Return each line containing the string "PlayStation".
================
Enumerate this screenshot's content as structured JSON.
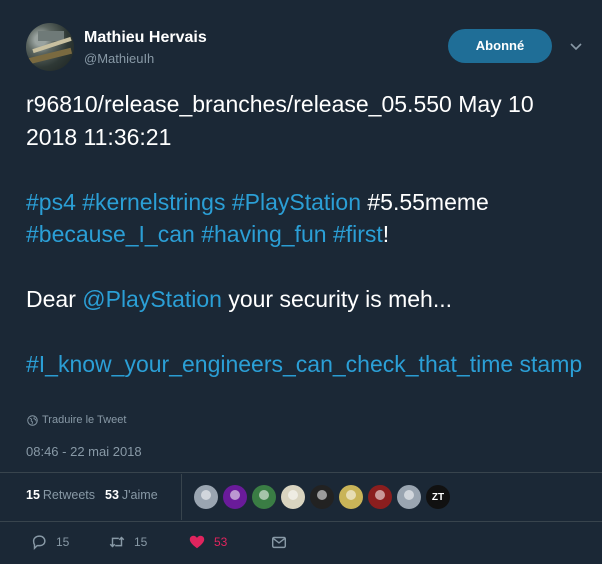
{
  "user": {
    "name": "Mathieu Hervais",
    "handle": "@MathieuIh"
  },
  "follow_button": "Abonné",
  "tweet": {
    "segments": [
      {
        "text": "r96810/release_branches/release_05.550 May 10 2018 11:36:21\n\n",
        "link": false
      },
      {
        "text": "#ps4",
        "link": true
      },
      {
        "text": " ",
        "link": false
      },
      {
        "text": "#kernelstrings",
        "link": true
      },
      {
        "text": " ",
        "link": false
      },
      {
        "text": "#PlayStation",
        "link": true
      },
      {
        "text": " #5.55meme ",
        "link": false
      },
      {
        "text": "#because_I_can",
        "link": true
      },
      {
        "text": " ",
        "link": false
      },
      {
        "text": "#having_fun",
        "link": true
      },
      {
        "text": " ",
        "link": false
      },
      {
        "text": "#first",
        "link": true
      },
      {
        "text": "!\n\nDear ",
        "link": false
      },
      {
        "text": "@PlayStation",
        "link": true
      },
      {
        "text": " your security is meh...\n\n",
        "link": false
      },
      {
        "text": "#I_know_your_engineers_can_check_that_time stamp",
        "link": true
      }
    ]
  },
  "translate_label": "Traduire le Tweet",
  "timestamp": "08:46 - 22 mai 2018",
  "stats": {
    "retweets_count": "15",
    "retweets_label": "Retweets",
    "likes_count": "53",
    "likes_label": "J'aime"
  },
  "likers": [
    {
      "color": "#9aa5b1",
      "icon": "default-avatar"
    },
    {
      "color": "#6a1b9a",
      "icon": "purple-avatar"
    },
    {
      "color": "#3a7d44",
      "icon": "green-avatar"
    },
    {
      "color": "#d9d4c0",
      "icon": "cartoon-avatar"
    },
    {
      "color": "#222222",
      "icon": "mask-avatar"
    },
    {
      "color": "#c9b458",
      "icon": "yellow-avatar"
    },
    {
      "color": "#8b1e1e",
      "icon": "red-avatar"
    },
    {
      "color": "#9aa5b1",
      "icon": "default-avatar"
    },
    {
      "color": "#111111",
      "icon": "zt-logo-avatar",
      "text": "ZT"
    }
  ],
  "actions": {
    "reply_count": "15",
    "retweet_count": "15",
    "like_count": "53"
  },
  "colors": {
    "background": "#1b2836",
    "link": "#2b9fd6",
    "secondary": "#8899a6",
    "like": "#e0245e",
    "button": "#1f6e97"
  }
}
================
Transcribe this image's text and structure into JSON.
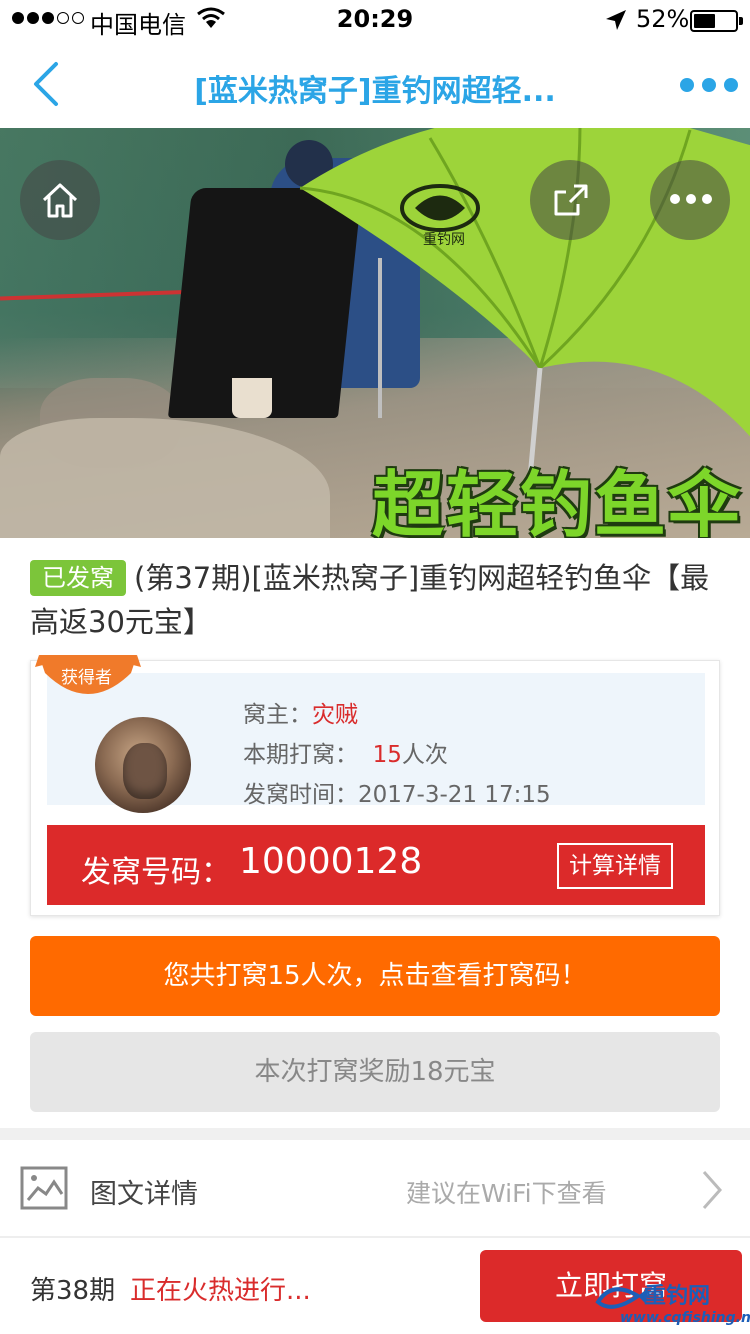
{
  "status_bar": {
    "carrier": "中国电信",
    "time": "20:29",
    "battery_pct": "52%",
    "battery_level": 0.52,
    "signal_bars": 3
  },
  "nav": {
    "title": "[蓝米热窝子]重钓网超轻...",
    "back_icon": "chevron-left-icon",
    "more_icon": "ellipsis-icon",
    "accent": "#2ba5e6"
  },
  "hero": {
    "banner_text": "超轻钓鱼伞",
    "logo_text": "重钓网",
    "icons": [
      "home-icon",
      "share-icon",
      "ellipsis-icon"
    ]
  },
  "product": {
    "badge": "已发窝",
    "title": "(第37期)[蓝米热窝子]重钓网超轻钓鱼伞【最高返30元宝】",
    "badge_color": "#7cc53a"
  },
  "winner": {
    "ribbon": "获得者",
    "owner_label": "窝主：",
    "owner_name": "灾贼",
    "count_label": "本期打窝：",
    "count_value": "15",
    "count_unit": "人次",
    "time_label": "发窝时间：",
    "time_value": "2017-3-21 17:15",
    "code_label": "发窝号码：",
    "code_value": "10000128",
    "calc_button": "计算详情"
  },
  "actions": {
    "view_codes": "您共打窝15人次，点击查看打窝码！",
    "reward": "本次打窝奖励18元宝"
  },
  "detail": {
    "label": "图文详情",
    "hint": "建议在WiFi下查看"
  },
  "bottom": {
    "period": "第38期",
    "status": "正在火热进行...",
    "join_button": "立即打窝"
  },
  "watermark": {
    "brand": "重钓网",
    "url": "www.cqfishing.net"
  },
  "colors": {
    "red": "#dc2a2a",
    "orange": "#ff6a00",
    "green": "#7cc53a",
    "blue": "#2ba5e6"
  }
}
================
- RESPONSE TO THIS TASK:
        "text": "#PlayStation",
        "text": "@PlayStation",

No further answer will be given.